# Written exercise:
Examine the records and identify each line that includes the string "medicine". Copy those lines.

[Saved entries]
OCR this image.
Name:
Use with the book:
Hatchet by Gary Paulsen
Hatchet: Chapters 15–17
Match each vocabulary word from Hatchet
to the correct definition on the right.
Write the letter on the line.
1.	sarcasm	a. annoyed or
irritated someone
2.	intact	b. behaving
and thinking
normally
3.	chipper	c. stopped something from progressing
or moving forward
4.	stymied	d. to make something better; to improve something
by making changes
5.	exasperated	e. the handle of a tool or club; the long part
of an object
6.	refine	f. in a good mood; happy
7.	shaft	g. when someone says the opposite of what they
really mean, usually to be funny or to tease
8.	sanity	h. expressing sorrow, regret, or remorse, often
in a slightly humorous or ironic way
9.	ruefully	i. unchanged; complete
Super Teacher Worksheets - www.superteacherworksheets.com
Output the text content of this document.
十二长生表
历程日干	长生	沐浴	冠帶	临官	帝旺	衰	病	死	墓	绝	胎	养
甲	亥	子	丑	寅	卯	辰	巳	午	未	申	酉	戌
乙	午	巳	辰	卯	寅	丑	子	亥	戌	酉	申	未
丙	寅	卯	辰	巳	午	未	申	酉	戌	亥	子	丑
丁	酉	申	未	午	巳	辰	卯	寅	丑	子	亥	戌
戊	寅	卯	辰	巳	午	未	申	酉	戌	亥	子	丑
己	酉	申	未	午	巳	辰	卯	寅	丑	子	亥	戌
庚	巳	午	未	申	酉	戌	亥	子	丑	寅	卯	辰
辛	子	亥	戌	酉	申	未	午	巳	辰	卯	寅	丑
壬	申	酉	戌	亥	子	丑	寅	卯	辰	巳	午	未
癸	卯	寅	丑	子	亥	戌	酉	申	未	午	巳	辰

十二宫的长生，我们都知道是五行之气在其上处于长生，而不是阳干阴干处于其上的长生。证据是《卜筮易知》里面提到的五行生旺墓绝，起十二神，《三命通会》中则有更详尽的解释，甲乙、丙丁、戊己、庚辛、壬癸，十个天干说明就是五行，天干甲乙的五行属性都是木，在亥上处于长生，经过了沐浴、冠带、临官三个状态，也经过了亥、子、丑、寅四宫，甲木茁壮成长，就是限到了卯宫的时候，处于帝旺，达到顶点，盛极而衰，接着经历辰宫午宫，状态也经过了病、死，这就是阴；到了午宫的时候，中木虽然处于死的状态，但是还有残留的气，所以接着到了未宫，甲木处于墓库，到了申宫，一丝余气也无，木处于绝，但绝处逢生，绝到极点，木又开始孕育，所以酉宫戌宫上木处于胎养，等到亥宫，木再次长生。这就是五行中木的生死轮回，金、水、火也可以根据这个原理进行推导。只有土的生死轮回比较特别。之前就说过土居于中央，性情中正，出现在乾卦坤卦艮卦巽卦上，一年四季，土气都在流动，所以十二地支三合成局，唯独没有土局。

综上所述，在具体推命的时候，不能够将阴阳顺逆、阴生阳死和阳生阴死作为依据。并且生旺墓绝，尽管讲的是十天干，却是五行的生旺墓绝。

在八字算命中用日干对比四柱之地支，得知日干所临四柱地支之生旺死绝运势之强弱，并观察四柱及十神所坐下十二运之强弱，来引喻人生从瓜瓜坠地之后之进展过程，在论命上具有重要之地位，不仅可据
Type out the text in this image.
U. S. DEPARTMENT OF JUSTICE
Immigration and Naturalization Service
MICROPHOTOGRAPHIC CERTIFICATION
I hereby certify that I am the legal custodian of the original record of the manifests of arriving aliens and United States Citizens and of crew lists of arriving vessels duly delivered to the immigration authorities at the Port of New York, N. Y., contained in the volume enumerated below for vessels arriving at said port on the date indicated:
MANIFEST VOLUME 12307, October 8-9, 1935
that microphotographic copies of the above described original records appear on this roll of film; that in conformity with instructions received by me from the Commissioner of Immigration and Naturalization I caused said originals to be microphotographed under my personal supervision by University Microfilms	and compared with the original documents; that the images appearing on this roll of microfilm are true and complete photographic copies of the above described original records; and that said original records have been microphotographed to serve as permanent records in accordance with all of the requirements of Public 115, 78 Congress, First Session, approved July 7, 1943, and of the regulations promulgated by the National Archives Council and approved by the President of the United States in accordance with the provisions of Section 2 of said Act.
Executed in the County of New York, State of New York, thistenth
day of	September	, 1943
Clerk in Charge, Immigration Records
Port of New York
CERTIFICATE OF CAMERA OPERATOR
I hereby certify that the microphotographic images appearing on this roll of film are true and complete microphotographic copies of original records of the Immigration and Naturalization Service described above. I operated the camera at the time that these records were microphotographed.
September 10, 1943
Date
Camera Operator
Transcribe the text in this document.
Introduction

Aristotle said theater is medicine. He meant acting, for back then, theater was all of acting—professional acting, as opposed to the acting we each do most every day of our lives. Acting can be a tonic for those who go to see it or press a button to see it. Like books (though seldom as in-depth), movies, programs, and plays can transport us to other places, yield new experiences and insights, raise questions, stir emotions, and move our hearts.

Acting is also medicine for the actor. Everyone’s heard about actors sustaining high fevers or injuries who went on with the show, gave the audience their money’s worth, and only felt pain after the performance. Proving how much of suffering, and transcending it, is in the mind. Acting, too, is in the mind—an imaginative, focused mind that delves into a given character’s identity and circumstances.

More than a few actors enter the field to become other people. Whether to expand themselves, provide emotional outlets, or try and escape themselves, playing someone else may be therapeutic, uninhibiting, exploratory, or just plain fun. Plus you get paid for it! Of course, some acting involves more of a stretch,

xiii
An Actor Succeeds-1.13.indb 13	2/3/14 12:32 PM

# Exercise answer:
Aristotle said theater is medicine. He meant acting, for back then, theater was all of acting—professional acting, as opposed to the acting we each do most every day of our lives. Acting can be a tonic for those who go to see it or press a button to see it. Like books (though seldom as in-depth), movies, programs, and plays can transport us to other places, yield new experiences and insights, raise questions, stir emotions, and move our hearts.
Acting is also medicine for the actor. Everyone’s heard about actors sustaining high fevers or injuries who went on with the show, gave the audience their money’s worth, and only felt pain after the performance. Proving how much of suffering, and transcending it, is in the mind. Acting, too, is in the mind—an imaginative, focused mind that delves into a given character’s identity and circumstances.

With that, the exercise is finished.